## The task
Within this material, how many lines have the string "Audience" in them? The answer is a number, with nothing added.

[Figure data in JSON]

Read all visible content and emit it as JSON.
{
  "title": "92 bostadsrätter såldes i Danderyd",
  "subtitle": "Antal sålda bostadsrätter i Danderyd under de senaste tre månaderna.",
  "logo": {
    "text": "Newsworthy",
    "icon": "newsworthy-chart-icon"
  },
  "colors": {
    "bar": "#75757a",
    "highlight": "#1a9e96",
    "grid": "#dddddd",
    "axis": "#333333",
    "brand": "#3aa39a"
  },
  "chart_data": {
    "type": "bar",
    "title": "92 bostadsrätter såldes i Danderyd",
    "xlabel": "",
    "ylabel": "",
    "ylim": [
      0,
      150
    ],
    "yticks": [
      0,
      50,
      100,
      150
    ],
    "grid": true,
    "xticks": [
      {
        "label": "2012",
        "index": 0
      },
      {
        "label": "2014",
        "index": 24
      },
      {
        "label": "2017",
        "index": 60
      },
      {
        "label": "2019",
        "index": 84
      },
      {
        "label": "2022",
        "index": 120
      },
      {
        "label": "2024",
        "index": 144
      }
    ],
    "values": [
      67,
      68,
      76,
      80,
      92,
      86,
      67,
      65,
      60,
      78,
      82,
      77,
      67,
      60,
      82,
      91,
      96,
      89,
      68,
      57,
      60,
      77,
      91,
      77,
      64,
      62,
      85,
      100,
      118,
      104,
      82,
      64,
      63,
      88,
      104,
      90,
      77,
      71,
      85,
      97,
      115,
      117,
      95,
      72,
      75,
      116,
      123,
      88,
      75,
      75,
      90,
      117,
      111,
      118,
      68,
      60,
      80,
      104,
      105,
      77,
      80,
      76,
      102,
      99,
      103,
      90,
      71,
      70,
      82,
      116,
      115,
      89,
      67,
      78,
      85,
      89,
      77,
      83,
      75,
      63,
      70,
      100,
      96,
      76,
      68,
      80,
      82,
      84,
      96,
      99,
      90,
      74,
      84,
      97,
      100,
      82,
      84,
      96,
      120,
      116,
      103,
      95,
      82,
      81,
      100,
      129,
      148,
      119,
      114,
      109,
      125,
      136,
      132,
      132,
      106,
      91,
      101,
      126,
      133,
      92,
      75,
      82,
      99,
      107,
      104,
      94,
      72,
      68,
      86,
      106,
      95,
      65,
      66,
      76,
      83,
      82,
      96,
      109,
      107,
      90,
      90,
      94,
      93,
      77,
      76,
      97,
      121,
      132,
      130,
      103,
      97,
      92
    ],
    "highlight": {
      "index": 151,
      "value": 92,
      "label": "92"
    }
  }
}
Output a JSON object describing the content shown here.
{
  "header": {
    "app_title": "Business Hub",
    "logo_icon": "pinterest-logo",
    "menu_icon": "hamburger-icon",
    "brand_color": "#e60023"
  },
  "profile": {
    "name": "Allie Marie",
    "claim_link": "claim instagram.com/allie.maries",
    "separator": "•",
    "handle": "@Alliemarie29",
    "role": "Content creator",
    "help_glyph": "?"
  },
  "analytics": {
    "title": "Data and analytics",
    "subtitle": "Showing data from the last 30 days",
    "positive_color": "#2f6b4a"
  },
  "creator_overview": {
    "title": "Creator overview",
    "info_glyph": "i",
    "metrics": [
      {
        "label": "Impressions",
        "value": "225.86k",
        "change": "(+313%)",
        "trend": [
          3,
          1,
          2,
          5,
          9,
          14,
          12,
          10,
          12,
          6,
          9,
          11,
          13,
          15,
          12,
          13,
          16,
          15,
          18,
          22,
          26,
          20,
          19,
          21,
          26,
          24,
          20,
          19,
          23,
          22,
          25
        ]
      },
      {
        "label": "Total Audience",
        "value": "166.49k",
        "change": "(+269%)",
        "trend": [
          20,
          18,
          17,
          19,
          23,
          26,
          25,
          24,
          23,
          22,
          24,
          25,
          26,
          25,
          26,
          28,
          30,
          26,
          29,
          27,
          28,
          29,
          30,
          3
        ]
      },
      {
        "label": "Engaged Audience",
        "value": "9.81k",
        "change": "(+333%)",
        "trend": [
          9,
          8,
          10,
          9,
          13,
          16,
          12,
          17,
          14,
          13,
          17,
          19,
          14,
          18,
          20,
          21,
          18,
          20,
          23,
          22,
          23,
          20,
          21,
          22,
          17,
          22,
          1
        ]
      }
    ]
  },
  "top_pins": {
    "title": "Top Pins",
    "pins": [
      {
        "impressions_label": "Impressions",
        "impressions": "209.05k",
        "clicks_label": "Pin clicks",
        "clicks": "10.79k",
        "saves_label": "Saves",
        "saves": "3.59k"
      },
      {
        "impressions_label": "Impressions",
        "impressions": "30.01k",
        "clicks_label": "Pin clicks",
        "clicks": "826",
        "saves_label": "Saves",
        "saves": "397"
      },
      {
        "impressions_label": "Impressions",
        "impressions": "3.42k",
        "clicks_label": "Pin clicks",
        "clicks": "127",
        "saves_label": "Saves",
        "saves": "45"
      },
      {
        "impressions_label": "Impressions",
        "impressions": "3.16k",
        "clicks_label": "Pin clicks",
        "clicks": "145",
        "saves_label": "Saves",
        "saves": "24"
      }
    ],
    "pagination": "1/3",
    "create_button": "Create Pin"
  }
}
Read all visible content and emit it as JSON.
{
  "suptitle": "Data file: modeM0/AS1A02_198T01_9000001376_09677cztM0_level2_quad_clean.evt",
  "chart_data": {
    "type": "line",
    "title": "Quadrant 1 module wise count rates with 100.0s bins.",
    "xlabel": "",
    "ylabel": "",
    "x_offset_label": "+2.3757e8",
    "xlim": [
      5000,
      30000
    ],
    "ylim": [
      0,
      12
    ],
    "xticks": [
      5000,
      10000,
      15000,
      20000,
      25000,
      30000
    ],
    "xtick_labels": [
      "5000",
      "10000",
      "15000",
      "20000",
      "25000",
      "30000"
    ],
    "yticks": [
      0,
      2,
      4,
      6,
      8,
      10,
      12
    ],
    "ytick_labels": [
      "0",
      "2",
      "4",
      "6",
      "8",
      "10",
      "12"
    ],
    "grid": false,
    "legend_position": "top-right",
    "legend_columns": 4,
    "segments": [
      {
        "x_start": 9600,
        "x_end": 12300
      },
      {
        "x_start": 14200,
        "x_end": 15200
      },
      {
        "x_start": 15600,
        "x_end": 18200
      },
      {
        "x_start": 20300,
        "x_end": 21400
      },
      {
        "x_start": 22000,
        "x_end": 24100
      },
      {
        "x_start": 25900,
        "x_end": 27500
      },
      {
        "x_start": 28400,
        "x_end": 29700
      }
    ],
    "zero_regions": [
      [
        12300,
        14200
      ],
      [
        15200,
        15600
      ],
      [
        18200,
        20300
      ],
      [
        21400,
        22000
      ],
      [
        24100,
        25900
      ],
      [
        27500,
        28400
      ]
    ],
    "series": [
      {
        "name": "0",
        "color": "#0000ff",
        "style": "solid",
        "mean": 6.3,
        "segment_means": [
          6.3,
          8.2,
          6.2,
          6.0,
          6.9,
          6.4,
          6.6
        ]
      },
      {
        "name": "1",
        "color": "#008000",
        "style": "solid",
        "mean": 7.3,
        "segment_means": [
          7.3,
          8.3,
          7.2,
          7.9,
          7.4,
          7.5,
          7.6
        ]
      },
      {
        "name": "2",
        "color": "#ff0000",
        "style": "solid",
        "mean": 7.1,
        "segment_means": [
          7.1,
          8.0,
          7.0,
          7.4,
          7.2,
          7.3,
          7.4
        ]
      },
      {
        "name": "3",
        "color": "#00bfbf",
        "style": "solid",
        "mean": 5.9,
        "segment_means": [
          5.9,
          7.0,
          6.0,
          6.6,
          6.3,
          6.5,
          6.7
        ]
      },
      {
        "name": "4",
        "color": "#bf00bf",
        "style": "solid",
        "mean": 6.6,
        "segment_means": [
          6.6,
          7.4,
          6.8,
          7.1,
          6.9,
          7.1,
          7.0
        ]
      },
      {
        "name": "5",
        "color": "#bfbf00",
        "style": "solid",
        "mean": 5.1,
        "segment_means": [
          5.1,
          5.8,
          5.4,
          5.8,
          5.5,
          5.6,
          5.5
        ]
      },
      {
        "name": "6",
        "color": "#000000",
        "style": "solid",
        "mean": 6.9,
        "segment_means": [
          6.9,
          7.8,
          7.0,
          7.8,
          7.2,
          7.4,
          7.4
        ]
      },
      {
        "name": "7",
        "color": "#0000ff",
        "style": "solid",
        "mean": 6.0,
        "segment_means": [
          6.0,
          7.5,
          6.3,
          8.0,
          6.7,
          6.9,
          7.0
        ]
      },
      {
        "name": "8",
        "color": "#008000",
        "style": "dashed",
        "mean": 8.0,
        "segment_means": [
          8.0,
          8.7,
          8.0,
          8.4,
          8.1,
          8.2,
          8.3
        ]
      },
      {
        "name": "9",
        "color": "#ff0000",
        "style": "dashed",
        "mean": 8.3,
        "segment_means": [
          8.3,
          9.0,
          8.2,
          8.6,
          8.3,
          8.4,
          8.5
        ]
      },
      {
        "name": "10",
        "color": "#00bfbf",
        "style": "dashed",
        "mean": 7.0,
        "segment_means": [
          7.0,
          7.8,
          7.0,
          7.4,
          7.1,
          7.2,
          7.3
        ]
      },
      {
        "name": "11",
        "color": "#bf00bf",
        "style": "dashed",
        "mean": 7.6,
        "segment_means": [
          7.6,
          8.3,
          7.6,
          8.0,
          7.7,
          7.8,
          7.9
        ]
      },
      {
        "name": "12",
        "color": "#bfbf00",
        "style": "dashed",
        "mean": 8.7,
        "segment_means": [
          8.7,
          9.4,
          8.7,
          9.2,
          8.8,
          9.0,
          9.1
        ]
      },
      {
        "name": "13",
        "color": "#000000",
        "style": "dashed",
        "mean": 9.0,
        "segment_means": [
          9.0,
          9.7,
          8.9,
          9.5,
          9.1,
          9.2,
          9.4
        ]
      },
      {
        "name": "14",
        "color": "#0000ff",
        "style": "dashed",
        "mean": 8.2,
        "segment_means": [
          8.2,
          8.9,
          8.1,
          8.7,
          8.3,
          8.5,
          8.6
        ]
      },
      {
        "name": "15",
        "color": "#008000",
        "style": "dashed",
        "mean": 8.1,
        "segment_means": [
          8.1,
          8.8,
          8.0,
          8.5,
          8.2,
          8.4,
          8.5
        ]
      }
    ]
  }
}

## Solution for this task
2